**What you are asked to do**
Your task is to copy every line of this material exactly.

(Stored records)
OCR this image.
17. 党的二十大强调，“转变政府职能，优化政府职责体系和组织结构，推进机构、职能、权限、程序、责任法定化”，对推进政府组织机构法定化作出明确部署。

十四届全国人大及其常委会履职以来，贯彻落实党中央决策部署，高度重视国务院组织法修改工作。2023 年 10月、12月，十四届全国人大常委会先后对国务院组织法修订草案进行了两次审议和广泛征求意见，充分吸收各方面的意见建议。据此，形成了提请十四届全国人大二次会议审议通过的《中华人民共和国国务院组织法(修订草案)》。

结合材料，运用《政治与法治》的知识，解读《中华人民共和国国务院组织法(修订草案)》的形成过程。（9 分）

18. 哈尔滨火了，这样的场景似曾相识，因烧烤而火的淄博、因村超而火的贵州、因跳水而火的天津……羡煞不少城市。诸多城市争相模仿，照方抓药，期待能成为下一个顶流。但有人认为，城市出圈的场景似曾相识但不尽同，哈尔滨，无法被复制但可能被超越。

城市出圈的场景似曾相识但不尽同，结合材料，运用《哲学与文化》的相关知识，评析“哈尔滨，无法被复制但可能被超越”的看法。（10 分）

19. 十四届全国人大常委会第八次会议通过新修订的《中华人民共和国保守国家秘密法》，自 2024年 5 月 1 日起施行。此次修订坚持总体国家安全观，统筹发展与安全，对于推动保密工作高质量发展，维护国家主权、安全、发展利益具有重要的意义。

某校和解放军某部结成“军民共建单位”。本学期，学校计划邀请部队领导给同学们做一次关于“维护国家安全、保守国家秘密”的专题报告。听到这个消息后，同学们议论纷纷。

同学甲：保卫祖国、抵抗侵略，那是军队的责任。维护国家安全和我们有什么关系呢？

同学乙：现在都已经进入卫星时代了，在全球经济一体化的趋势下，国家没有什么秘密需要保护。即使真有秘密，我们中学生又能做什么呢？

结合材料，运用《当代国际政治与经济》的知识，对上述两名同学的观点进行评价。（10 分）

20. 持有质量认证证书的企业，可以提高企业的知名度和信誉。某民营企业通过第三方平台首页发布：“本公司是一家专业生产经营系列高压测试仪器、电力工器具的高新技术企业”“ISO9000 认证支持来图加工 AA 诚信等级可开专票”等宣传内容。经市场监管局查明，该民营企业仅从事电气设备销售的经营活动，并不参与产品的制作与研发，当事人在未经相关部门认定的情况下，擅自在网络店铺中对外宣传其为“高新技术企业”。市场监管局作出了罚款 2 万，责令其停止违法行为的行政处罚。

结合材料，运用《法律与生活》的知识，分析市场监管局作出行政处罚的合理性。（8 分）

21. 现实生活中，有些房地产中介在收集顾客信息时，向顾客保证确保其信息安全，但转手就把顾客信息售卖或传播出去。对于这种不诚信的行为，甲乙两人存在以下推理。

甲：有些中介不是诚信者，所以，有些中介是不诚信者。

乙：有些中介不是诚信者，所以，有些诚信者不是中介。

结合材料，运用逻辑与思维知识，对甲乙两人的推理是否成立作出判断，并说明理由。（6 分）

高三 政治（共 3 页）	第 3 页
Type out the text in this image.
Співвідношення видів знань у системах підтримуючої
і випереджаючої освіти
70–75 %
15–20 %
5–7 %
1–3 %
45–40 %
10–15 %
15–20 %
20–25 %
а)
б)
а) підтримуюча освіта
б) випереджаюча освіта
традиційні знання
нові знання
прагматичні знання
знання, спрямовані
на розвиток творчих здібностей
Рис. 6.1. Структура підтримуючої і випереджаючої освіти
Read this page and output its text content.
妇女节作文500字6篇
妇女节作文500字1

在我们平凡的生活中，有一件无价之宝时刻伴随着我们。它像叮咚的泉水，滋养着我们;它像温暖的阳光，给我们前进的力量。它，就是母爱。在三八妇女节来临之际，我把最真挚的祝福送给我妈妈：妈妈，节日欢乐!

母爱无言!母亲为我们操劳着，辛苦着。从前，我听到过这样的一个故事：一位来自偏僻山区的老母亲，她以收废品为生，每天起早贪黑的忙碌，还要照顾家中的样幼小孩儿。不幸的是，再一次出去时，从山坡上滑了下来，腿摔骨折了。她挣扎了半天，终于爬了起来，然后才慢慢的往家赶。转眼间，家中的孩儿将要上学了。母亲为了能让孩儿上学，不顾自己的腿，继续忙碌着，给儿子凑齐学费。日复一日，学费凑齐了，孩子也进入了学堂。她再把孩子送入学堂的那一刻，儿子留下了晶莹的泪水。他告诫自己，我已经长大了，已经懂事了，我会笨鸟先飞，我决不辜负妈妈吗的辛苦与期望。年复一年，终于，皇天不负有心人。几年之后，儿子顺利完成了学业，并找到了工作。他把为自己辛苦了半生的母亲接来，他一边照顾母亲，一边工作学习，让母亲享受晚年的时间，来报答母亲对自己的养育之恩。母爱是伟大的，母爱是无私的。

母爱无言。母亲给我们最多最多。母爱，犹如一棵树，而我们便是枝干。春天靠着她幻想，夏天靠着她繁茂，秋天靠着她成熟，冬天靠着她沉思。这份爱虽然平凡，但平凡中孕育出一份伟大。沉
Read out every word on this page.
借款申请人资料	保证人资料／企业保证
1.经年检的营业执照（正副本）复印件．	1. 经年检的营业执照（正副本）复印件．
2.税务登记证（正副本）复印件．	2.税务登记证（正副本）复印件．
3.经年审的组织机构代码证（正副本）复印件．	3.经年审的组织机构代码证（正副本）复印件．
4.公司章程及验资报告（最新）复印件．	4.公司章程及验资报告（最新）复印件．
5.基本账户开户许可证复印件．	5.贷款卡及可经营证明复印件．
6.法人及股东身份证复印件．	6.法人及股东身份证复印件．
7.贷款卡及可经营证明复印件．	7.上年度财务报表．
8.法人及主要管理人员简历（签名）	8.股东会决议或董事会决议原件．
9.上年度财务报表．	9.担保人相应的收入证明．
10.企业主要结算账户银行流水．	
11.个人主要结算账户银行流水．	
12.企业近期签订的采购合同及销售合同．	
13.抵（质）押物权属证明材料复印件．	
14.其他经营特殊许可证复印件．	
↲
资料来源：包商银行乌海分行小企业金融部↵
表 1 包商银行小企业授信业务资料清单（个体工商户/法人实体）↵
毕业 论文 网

**Exercise output**
OCR this image.
17. 党的二十大强调，“转变政府职能，优化政府职责体系和组织结构，推进机构、职能、权限、程序、责任法定化”，对推进政府组织机构法定化作出明确部署。

十四届全国人大及其常委会履职以来，贯彻落实党中央决策部署，高度重视国务院组织法修改工作。2023 年 10月、12月，十四届全国人大常委会先后对国务院组织法修订草案进行了两次审议和广泛征求意见，充分吸收各方面的意见建议。据此，形成了提请十四届全国人大二次会议审议通过的《中华人民共和国国务院组织法(修订草案)》。

结合材料，运用《政治与法治》的知识，解读《中华人民共和国国务院组织法(修订草案)》的形成过程。（9 分）

18. 哈尔滨火了，这样的场景似曾相识，因烧烤而火的淄博、因村超而火的贵州、因跳水而火的天津……羡煞不少城市。诸多城市争相模仿，照方抓药，期待能成为下一个顶流。但有人认为，城市出圈的场景似曾相识但不尽同，哈尔滨，无法被复制但可能被超越。

城市出圈的场景似曾相识但不尽同，结合材料，运用《哲学与文化》的相关知识，评析“哈尔滨，无法被复制但可能被超越”的看法。（10 分）

19. 十四届全国人大常委会第八次会议通过新修订的《中华人民共和国保守国家秘密法》，自 2024年 5 月 1 日起施行。此次修订坚持总体国家安全观，统筹发展与安全，对于推动保密工作高质量发展，维护国家主权、安全、发展利益具有重要的意义。

某校和解放军某部结成“军民共建单位”。本学期，学校计划邀请部队领导给同学们做一次关于“维护国家安全、保守国家秘密”的专题报告。听到这个消息后，同学们议论纷纷。

同学甲：保卫祖国、抵抗侵略，那是军队的责任。维护国家安全和我们有什么关系呢？

同学乙：现在都已经进入卫星时代了，在全球经济一体化的趋势下，国家没有什么秘密需要保护。即使真有秘密，我们中学生又能做什么呢？

结合材料，运用《当代国际政治与经济》的知识，对上述两名同学的观点进行评价。（10 分）

20. 持有质量认证证书的企业，可以提高企业的知名度和信誉。某民营企业通过第三方平台首页发布：“本公司是一家专业生产经营系列高压测试仪器、电力工器具的高新技术企业”“ISO9000 认证支持来图加工 AA 诚信等级可开专票”等宣传内容。经市场监管局查明，该民营企业仅从事电气设备销售的经营活动，并不参与产品的制作与研发，当事人在未经相关部门认定的情况下，擅自在网络店铺中对外宣传其为“高新技术企业”。市场监管局作出了罚款 2 万，责令其停止违法行为的行政处罚。

结合材料，运用《法律与生活》的知识，分析市场监管局作出行政处罚的合理性。（8 分）

21. 现实生活中，有些房地产中介在收集顾客信息时，向顾客保证确保其信息安全，但转手就把顾客信息售卖或传播出去。对于这种不诚信的行为，甲乙两人存在以下推理。

甲：有些中介不是诚信者，所以，有些中介是不诚信者。

乙：有些中介不是诚信者，所以，有些诚信者不是中介。

结合材料，运用逻辑与思维知识，对甲乙两人的推理是否成立作出判断，并说明理由。（6 分）

高三 政治（共 3 页）	第 3 页
Type out the text in this image.
Співвідношення видів знань у системах підтримуючої
і випереджаючої освіти
70–75 %
15–20 %
5–7 %
1–3 %
45–40 %
10–15 %
15–20 %
20–25 %
а)
б)
а) підтримуюча освіта
б) випереджаюча освіта
традиційні знання
нові знання
прагматичні знання
знання, спрямовані
на розвиток творчих здібностей
Рис. 6.1. Структура підтримуючої і випереджаючої освіти
Read this page and output its text content.
妇女节作文500字6篇
妇女节作文500字1

在我们平凡的生活中，有一件无价之宝时刻伴随着我们。它像叮咚的泉水，滋养着我们;它像温暖的阳光，给我们前进的力量。它，就是母爱。在三八妇女节来临之际，我把最真挚的祝福送给我妈妈：妈妈，节日欢乐!

母爱无言!母亲为我们操劳着，辛苦着。从前，我听到过这样的一个故事：一位来自偏僻山区的老母亲，她以收废品为生，每天起早贪黑的忙碌，还要照顾家中的样幼小孩儿。不幸的是，再一次出去时，从山坡上滑了下来，腿摔骨折了。她挣扎了半天，终于爬了起来，然后才慢慢的往家赶。转眼间，家中的孩儿将要上学了。母亲为了能让孩儿上学，不顾自己的腿，继续忙碌着，给儿子凑齐学费。日复一日，学费凑齐了，孩子也进入了学堂。她再把孩子送入学堂的那一刻，儿子留下了晶莹的泪水。他告诫自己，我已经长大了，已经懂事了，我会笨鸟先飞，我决不辜负妈妈吗的辛苦与期望。年复一年，终于，皇天不负有心人。几年之后，儿子顺利完成了学业，并找到了工作。他把为自己辛苦了半生的母亲接来，他一边照顾母亲，一边工作学习，让母亲享受晚年的时间，来报答母亲对自己的养育之恩。母爱是伟大的，母爱是无私的。

母爱无言。母亲给我们最多最多。母爱，犹如一棵树，而我们便是枝干。春天靠着她幻想，夏天靠着她繁茂，秋天靠着她成熟，冬天靠着她沉思。这份爱虽然平凡，但平凡中孕育出一份伟大。沉
Read out every word on this page.
借款申请人资料	保证人资料／企业保证
1.经年检的营业执照（正副本）复印件．	1. 经年检的营业执照（正副本）复印件．
2.税务登记证（正副本）复印件．	2.税务登记证（正副本）复印件．
3.经年审的组织机构代码证（正副本）复印件．	3.经年审的组织机构代码证（正副本）复印件．
4.公司章程及验资报告（最新）复印件．	4.公司章程及验资报告（最新）复印件．
5.基本账户开户许可证复印件．	5.贷款卡及可经营证明复印件．
6.法人及股东身份证复印件．	6.法人及股东身份证复印件．
7.贷款卡及可经营证明复印件．	7.上年度财务报表．
8.法人及主要管理人员简历（签名）	8.股东会决议或董事会决议原件．
9.上年度财务报表．	9.担保人相应的收入证明．
10.企业主要结算账户银行流水．	
11.个人主要结算账户银行流水．	
12.企业近期签订的采购合同及销售合同．	
13.抵（质）押物权属证明材料复印件．	
14.其他经营特殊许可证复印件．	
↲
资料来源：包商银行乌海分行小企业金融部↵
表 1 包商银行小企业授信业务资料清单（个体工商户/法人实体）↵
毕业 论文 网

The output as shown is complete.